(begin)
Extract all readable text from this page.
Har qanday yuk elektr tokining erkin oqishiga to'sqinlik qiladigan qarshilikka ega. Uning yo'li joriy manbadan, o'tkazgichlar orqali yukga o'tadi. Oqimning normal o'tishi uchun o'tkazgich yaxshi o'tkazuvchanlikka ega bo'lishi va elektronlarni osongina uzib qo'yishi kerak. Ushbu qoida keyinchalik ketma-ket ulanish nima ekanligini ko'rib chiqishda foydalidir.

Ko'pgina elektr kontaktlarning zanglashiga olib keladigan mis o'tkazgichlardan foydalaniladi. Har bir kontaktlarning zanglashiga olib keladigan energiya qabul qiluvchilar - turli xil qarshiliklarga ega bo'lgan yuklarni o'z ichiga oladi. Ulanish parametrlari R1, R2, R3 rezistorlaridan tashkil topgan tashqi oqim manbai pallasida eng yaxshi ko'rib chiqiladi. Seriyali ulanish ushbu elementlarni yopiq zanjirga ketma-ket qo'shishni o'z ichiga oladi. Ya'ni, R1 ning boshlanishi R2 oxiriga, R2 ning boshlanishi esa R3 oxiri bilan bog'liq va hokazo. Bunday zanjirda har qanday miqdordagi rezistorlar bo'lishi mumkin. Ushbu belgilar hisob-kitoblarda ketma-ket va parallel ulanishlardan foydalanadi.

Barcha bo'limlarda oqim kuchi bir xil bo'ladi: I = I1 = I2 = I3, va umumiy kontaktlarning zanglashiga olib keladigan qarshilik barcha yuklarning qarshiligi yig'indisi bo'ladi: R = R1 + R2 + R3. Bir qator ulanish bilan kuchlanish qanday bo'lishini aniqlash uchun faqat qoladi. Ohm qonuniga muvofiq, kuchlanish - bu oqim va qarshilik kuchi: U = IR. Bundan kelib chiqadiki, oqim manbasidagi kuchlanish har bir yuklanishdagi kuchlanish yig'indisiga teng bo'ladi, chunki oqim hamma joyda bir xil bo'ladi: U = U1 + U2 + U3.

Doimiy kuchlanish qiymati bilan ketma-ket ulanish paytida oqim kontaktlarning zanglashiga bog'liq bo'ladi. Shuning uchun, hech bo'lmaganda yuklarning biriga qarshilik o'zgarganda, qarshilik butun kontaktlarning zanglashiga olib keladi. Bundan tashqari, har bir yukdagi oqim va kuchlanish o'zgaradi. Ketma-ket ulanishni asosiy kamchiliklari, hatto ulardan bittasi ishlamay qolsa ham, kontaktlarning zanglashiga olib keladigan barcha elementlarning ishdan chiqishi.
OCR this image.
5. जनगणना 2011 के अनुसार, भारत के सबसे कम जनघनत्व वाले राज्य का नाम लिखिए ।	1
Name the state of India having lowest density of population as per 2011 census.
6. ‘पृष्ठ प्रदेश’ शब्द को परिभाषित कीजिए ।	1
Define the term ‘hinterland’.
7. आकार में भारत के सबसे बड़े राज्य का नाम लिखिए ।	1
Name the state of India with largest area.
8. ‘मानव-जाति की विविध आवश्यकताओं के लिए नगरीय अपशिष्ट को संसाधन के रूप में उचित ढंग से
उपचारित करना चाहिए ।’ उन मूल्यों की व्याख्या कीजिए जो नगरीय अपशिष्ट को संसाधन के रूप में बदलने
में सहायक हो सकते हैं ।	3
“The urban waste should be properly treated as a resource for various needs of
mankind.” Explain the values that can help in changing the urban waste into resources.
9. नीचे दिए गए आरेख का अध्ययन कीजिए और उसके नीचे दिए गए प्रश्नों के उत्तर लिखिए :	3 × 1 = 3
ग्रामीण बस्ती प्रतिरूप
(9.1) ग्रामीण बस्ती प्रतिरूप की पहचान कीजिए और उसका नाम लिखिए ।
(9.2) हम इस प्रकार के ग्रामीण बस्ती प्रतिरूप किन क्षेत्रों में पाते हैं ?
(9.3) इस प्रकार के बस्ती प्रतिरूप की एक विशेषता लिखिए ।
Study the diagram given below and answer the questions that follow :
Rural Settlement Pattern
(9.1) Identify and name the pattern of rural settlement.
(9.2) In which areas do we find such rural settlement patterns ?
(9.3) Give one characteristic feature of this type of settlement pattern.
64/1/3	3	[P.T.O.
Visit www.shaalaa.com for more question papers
(end)
__Task objective__:
Your task is to print all of the records exactly.

__Response to the exercise__:
Extract all readable text from this page.
Har qanday yuk elektr tokining erkin oqishiga to'sqinlik qiladigan qarshilikka ega. Uning yo'li joriy manbadan, o'tkazgichlar orqali yukga o'tadi. Oqimning normal o'tishi uchun o'tkazgich yaxshi o'tkazuvchanlikka ega bo'lishi va elektronlarni osongina uzib qo'yishi kerak. Ushbu qoida keyinchalik ketma-ket ulanish nima ekanligini ko'rib chiqishda foydalidir.

Ko'pgina elektr kontaktlarning zanglashiga olib keladigan mis o'tkazgichlardan foydalaniladi. Har bir kontaktlarning zanglashiga olib keladigan energiya qabul qiluvchilar - turli xil qarshiliklarga ega bo'lgan yuklarni o'z ichiga oladi. Ulanish parametrlari R1, R2, R3 rezistorlaridan tashkil topgan tashqi oqim manbai pallasida eng yaxshi ko'rib chiqiladi. Seriyali ulanish ushbu elementlarni yopiq zanjirga ketma-ket qo'shishni o'z ichiga oladi. Ya'ni, R1 ning boshlanishi R2 oxiriga, R2 ning boshlanishi esa R3 oxiri bilan bog'liq va hokazo. Bunday zanjirda har qanday miqdordagi rezistorlar bo'lishi mumkin. Ushbu belgilar hisob-kitoblarda ketma-ket va parallel ulanishlardan foydalanadi.

Barcha bo'limlarda oqim kuchi bir xil bo'ladi: I = I1 = I2 = I3, va umumiy kontaktlarning zanglashiga olib keladigan qarshilik barcha yuklarning qarshiligi yig'indisi bo'ladi: R = R1 + R2 + R3. Bir qator ulanish bilan kuchlanish qanday bo'lishini aniqlash uchun faqat qoladi. Ohm qonuniga muvofiq, kuchlanish - bu oqim va qarshilik kuchi: U = IR. Bundan kelib chiqadiki, oqim manbasidagi kuchlanish har bir yuklanishdagi kuchlanish yig'indisiga teng bo'ladi, chunki oqim hamma joyda bir xil bo'ladi: U = U1 + U2 + U3.

Doimiy kuchlanish qiymati bilan ketma-ket ulanish paytida oqim kontaktlarning zanglashiga bog'liq bo'ladi. Shuning uchun, hech bo'lmaganda yuklarning biriga qarshilik o'zgarganda, qarshilik butun kontaktlarning zanglashiga olib keladi. Bundan tashqari, har bir yukdagi oqim va kuchlanish o'zgaradi. Ketma-ket ulanishni asosiy kamchiliklari, hatto ulardan bittasi ishlamay qolsa ham, kontaktlarning zanglashiga olib keladigan barcha elementlarning ishdan chiqishi.
OCR this image.
5. जनगणना 2011 के अनुसार, भारत के सबसे कम जनघनत्व वाले राज्य का नाम लिखिए ।	1
Name the state of India having lowest density of population as per 2011 census.
6. ‘पृष्ठ प्रदेश’ शब्द को परिभाषित कीजिए ।	1
Define the term ‘hinterland’.
7. आकार में भारत के सबसे बड़े राज्य का नाम लिखिए ।	1
Name the state of India with largest area.
8. ‘मानव-जाति की विविध आवश्यकताओं के लिए नगरीय अपशिष्ट को संसाधन के रूप में उचित ढंग से
उपचारित करना चाहिए ।’ उन मूल्यों की व्याख्या कीजिए जो नगरीय अपशिष्ट को संसाधन के रूप में बदलने
में सहायक हो सकते हैं ।	3
“The urban waste should be properly treated as a resource for various needs of
mankind.” Explain the values that can help in changing the urban waste into resources.
9. नीचे दिए गए आरेख का अध्ययन कीजिए और उसके नीचे दिए गए प्रश्नों के उत्तर लिखिए :	3 × 1 = 3
ग्रामीण बस्ती प्रतिरूप
(9.1) ग्रामीण बस्ती प्रतिरूप की पहचान कीजिए और उसका नाम लिखिए ।
(9.2) हम इस प्रकार के ग्रामीण बस्ती प्रतिरूप किन क्षेत्रों में पाते हैं ?
(9.3) इस प्रकार के बस्ती प्रतिरूप की एक विशेषता लिखिए ।
Study the diagram given below and answer the questions that follow :
Rural Settlement Pattern
(9.1) Identify and name the pattern of rural settlement.
(9.2) In which areas do we find such rural settlement patterns ?
(9.3) Give one characteristic feature of this type of settlement pattern.
64/1/3	3	[P.T.O.
Visit www.shaalaa.com for more question papers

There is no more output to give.